- Task instructions:
Where a line contains the word "were", copy that line in full.

-- START Exercise data --

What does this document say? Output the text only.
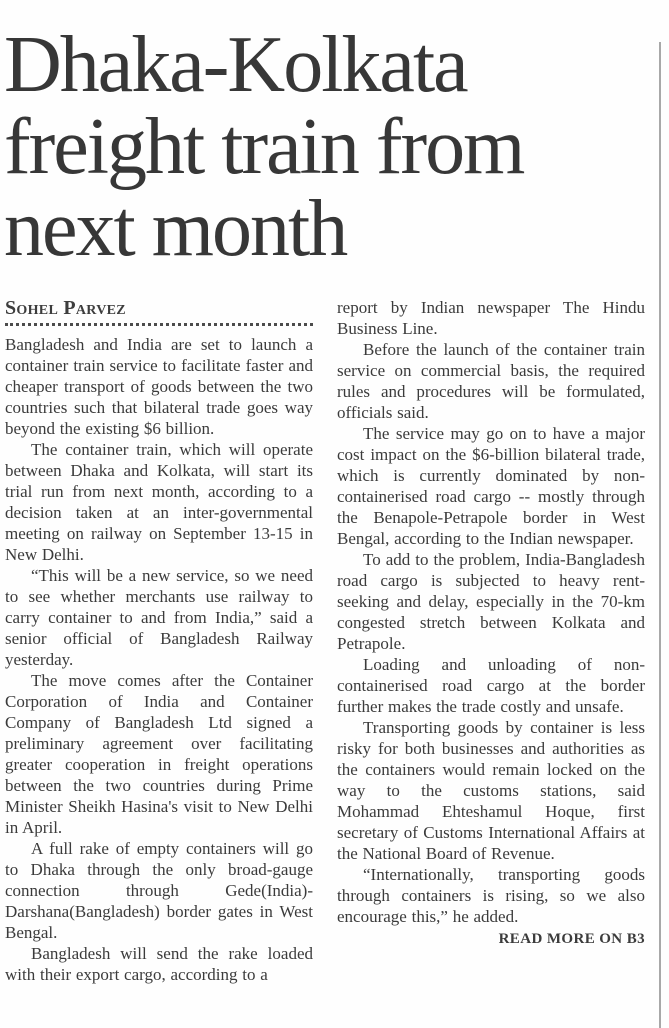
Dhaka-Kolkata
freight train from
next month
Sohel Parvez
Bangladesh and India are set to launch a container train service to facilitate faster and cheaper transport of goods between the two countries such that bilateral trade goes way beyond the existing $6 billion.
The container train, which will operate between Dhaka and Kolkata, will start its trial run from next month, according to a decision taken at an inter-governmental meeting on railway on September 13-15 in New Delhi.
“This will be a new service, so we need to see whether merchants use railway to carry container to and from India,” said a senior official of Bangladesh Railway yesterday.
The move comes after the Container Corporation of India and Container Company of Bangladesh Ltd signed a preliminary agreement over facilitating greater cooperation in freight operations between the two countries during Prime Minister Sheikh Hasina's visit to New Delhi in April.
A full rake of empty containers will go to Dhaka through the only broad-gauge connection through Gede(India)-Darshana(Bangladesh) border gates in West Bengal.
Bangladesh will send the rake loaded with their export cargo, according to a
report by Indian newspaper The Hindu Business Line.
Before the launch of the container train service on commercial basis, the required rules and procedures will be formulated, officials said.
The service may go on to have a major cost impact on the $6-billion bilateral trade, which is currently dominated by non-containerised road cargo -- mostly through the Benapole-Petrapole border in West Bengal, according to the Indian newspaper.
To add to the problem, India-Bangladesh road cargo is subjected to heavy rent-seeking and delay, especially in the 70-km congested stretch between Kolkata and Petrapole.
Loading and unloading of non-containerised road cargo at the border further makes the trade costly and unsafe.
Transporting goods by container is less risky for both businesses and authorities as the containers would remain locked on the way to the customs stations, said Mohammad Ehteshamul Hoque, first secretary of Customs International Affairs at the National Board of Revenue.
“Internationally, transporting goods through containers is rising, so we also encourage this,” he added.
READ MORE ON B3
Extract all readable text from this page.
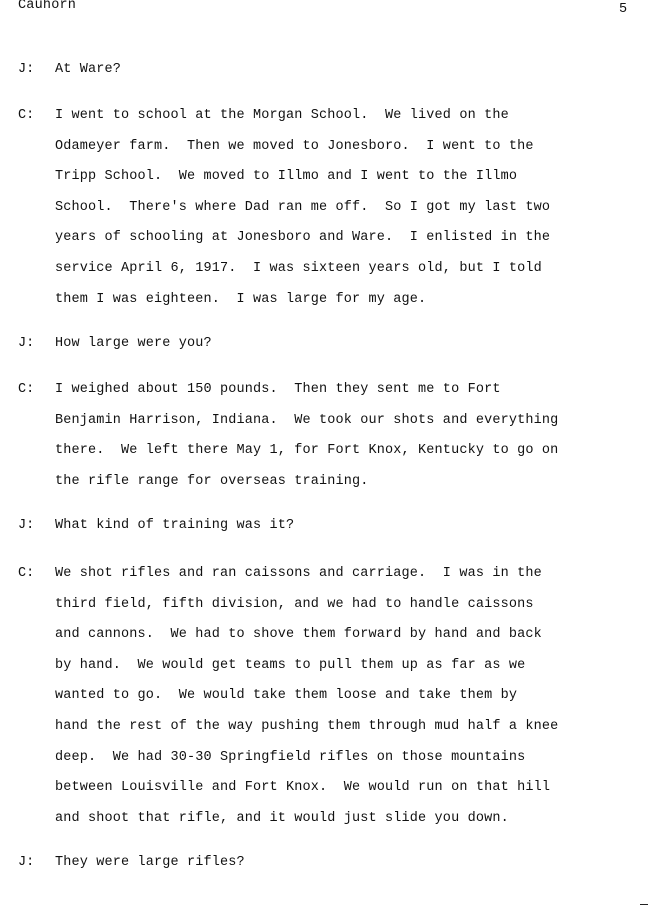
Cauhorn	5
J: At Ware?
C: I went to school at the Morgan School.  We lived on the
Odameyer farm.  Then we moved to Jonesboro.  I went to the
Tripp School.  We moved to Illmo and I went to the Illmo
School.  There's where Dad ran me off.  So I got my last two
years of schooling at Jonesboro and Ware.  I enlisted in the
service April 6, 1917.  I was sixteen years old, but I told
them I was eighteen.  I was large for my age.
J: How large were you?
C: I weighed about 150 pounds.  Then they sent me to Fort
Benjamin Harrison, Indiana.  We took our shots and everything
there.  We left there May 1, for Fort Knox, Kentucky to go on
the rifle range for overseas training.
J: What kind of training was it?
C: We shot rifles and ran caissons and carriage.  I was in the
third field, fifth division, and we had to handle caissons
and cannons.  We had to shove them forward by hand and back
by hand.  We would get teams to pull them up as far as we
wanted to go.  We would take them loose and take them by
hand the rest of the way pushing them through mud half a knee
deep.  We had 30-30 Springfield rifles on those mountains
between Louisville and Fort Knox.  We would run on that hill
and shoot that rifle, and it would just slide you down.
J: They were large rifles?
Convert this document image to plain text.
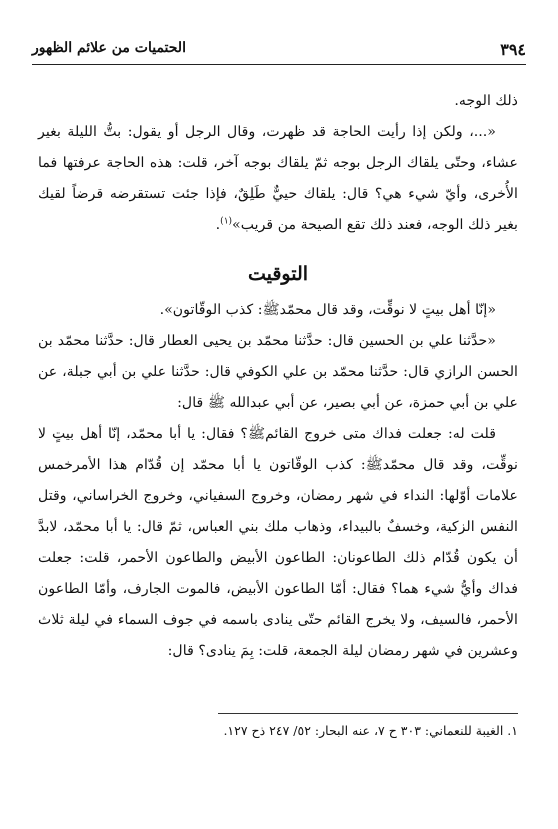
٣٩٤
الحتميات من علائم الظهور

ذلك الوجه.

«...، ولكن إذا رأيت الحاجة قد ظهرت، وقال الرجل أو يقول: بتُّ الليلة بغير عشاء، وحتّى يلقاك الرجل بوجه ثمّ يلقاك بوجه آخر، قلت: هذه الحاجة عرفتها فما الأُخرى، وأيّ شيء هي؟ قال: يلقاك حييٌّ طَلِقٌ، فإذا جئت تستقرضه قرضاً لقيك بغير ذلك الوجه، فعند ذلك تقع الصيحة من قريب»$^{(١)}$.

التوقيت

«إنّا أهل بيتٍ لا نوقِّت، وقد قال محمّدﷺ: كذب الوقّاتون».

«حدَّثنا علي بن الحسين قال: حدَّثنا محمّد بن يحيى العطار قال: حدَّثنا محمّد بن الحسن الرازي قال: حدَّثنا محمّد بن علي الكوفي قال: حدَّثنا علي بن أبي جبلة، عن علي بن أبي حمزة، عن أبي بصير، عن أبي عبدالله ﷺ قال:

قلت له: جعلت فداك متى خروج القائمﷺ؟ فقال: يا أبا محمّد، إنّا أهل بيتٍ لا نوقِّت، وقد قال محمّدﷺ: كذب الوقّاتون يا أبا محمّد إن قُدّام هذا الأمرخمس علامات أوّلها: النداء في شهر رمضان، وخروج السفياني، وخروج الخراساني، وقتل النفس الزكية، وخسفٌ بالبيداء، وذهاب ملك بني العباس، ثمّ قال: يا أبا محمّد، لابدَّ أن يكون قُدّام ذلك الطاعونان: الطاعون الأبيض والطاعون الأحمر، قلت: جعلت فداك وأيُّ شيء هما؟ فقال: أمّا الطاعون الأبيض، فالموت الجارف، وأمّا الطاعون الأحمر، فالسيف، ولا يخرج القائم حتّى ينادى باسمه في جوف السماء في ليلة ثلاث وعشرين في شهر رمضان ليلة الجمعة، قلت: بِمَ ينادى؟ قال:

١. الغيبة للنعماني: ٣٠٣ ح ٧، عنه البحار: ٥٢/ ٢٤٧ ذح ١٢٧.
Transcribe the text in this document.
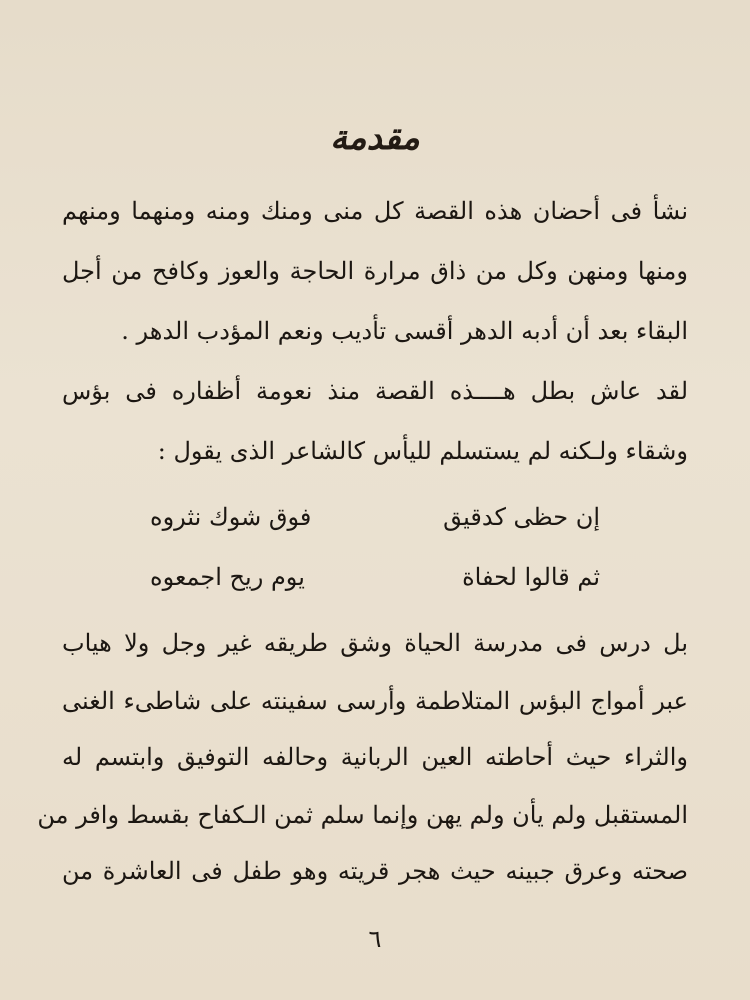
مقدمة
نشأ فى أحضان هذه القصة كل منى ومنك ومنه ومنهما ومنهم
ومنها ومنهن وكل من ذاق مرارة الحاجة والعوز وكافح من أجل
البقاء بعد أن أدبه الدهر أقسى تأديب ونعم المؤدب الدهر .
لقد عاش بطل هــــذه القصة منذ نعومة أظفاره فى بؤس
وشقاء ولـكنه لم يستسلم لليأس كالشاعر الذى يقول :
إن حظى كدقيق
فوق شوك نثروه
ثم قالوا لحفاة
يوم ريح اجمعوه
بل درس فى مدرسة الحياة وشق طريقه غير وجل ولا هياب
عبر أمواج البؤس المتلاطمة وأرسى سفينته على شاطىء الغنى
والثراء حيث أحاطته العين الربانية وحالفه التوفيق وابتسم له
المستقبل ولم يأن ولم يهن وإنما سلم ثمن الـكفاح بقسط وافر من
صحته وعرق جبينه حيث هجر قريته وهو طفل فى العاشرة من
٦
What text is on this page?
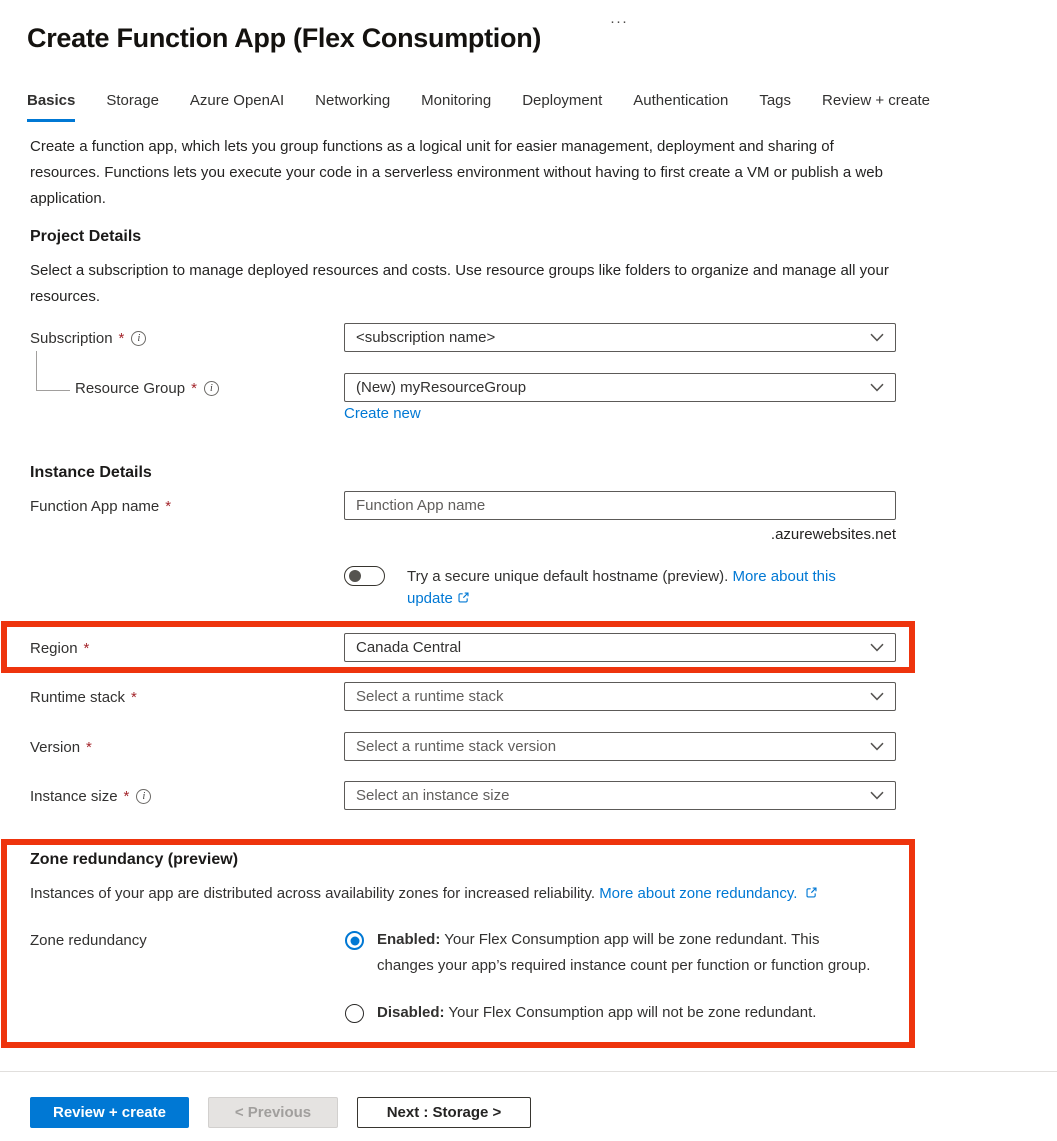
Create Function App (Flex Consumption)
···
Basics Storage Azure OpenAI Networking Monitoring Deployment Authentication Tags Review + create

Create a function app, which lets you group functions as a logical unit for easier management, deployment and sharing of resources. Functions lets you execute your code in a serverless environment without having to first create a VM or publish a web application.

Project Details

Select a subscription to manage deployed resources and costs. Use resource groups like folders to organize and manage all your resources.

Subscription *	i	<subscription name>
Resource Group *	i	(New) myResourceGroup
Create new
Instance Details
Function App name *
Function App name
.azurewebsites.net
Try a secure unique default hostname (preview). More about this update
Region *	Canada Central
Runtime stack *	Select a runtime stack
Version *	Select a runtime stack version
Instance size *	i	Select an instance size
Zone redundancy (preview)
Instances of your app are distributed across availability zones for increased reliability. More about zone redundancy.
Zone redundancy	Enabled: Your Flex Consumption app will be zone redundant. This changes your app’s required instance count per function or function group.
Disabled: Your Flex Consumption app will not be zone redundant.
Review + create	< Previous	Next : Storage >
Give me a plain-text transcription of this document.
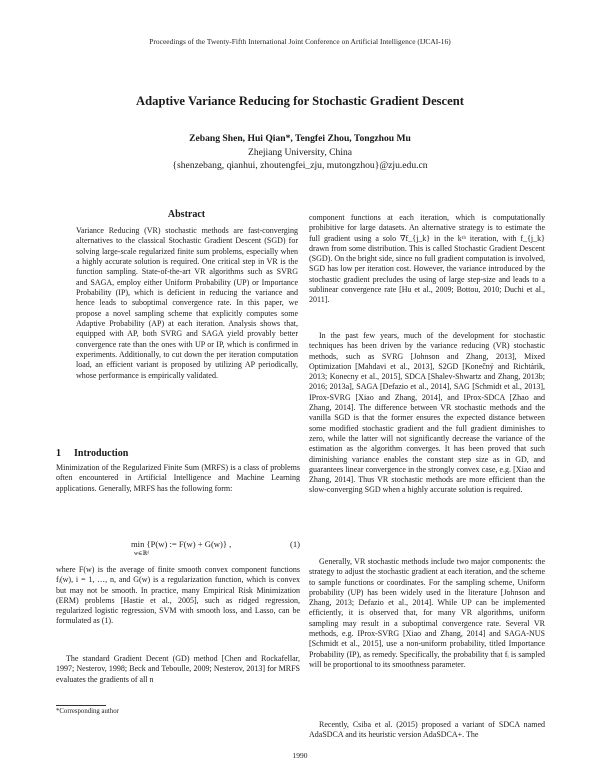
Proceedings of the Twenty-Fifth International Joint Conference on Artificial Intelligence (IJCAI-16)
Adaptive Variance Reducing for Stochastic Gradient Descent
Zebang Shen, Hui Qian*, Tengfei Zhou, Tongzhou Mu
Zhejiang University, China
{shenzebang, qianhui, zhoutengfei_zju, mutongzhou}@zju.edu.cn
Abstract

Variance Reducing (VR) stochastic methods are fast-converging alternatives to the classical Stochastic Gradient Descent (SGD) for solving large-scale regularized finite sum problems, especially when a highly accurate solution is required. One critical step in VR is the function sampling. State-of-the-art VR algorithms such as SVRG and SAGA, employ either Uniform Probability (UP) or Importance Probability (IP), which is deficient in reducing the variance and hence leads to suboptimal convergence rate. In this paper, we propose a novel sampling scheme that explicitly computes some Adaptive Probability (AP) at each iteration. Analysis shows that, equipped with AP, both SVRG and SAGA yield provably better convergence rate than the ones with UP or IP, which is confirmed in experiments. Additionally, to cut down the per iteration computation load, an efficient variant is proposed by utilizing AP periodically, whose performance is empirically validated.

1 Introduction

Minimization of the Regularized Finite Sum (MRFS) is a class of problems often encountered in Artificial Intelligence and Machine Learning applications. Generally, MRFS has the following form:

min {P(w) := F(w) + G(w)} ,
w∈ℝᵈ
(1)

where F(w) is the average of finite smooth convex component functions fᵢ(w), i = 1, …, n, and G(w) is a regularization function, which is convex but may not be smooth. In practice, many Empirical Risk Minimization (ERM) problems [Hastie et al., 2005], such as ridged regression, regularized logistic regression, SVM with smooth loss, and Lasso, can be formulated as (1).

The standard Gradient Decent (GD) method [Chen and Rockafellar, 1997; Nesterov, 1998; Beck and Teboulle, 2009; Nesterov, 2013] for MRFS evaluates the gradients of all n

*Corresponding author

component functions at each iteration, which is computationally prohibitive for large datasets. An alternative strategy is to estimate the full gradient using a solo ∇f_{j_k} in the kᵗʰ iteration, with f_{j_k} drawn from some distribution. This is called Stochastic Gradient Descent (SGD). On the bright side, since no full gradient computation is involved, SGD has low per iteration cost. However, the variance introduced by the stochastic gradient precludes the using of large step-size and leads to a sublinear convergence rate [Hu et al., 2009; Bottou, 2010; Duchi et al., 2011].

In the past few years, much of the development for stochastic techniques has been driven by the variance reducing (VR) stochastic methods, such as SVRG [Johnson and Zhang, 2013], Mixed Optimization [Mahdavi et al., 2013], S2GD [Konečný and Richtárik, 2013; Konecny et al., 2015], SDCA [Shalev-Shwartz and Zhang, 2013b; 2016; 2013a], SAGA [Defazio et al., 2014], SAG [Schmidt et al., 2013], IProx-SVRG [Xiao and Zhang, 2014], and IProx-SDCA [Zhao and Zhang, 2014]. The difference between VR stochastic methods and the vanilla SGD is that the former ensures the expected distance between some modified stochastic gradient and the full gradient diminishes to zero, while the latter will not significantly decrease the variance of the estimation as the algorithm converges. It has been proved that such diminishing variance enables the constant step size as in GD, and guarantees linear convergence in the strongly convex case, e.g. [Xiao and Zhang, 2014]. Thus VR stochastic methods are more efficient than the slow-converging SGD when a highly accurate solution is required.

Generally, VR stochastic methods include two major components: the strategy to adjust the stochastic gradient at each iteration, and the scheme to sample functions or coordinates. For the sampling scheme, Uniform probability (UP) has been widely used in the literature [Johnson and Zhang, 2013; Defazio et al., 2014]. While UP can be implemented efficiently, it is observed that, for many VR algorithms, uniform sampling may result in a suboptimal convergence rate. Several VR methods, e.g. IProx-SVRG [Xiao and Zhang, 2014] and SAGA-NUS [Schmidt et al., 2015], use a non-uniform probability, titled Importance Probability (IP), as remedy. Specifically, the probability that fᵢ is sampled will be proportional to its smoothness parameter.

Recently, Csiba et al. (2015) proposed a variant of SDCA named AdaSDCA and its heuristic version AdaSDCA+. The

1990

-- END Exercise data --

- Output below:
J: How large were you?
J: They were large rifles?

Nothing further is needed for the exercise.